(Data entries)
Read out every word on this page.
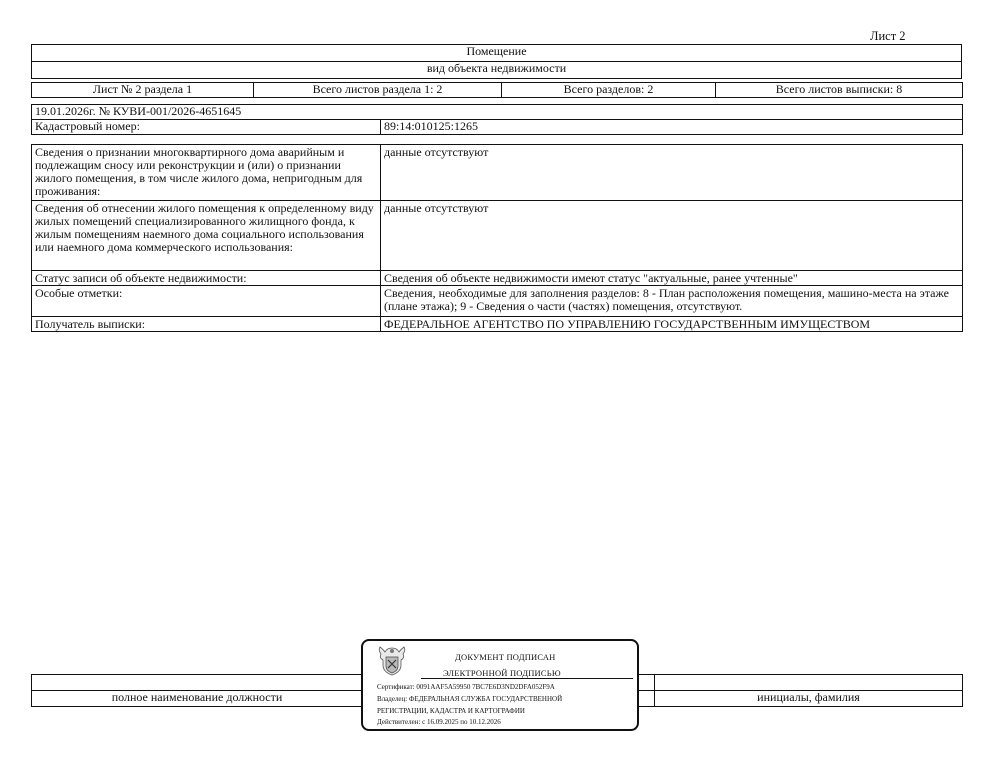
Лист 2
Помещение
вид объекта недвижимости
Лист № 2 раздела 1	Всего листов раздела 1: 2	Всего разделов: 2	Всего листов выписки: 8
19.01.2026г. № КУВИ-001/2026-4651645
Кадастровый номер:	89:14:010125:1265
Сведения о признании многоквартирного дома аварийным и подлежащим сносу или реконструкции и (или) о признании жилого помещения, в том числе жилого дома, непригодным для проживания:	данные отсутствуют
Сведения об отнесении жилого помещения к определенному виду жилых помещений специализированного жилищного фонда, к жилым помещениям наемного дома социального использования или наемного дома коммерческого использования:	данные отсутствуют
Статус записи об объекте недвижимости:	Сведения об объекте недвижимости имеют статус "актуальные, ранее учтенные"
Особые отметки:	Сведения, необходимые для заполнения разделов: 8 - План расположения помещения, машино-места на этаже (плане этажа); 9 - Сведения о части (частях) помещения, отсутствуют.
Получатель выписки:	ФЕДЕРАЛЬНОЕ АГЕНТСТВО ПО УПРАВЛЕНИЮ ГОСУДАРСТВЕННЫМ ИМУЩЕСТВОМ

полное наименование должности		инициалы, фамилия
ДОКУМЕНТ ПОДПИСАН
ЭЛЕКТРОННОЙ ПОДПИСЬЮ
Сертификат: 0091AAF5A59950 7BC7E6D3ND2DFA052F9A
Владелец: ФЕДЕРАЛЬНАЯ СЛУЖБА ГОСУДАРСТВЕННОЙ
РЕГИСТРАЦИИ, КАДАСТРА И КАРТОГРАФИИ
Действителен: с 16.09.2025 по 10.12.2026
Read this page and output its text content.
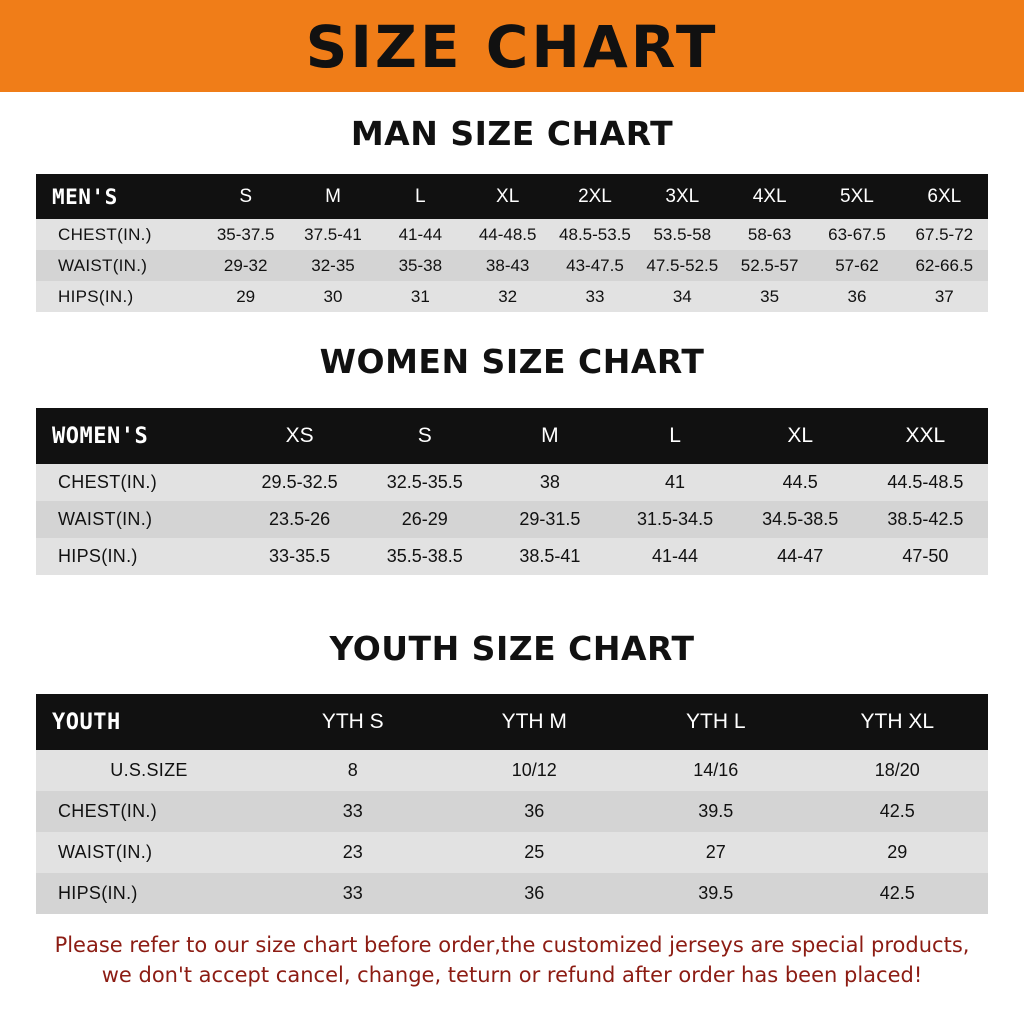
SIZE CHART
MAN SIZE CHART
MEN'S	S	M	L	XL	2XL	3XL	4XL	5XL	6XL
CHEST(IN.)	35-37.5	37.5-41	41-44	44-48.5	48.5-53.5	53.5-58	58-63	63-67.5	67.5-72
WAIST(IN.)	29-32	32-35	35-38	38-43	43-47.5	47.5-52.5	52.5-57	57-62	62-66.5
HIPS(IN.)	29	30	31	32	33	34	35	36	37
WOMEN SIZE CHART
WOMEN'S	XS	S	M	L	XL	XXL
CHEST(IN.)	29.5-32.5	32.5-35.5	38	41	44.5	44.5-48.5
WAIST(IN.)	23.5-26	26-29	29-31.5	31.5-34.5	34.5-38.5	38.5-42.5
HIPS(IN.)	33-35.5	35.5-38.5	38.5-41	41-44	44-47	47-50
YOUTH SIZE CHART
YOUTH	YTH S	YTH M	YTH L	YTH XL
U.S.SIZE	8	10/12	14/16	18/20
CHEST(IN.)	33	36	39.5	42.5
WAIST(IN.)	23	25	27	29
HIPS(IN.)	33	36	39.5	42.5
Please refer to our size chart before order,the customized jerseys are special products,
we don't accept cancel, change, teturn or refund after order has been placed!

» **Problem statement**
In this exercise, set down all of the data exactly, without the pictures.

» **The output**
Read out every word on this page.
Лист 2
Помещение
вид объекта недвижимости
Лист № 2 раздела 1	Всего листов раздела 1: 2	Всего разделов: 2	Всего листов выписки: 8
19.01.2026г. № КУВИ-001/2026-4651645
Кадастровый номер:	89:14:010125:1265
Сведения о признании многоквартирного дома аварийным и подлежащим сносу или реконструкции и (или) о признании жилого помещения, в том числе жилого дома, непригодным для проживания:	данные отсутствуют
Сведения об отнесении жилого помещения к определенному виду жилых помещений специализированного жилищного фонда, к жилым помещениям наемного дома социального использования или наемного дома коммерческого использования:	данные отсутствуют
Статус записи об объекте недвижимости:	Сведения об объекте недвижимости имеют статус "актуальные, ранее учтенные"
Особые отметки:	Сведения, необходимые для заполнения разделов: 8 - План расположения помещения, машино-места на этаже (плане этажа); 9 - Сведения о части (частях) помещения, отсутствуют.
Получатель выписки:	ФЕДЕРАЛЬНОЕ АГЕНТСТВО ПО УПРАВЛЕНИЮ ГОСУДАРСТВЕННЫМ ИМУЩЕСТВОМ

полное наименование должности		инициалы, фамилия
ДОКУМЕНТ ПОДПИСАН
ЭЛЕКТРОННОЙ ПОДПИСЬЮ
Сертификат: 0091AAF5A59950 7BC7E6D3ND2DFA052F9A
Владелец: ФЕДЕРАЛЬНАЯ СЛУЖБА ГОСУДАРСТВЕННОЙ
РЕГИСТРАЦИИ, КАДАСТРА И КАРТОГРАФИИ
Действителен: с 16.09.2025 по 10.12.2026
Read this page and output its text content.
SIZE CHART
MAN SIZE CHART
MEN'S	S	M	L	XL	2XL	3XL	4XL	5XL	6XL
CHEST(IN.)	35-37.5	37.5-41	41-44	44-48.5	48.5-53.5	53.5-58	58-63	63-67.5	67.5-72
WAIST(IN.)	29-32	32-35	35-38	38-43	43-47.5	47.5-52.5	52.5-57	57-62	62-66.5
HIPS(IN.)	29	30	31	32	33	34	35	36	37
WOMEN SIZE CHART
WOMEN'S	XS	S	M	L	XL	XXL
CHEST(IN.)	29.5-32.5	32.5-35.5	38	41	44.5	44.5-48.5
WAIST(IN.)	23.5-26	26-29	29-31.5	31.5-34.5	34.5-38.5	38.5-42.5
HIPS(IN.)	33-35.5	35.5-38.5	38.5-41	41-44	44-47	47-50
YOUTH SIZE CHART
YOUTH	YTH S	YTH M	YTH L	YTH XL
U.S.SIZE	8	10/12	14/16	18/20
CHEST(IN.)	33	36	39.5	42.5
WAIST(IN.)	23	25	27	29
HIPS(IN.)	33	36	39.5	42.5
Please refer to our size chart before order,the customized jerseys are special products,
we don't accept cancel, change, teturn or refund after order has been placed!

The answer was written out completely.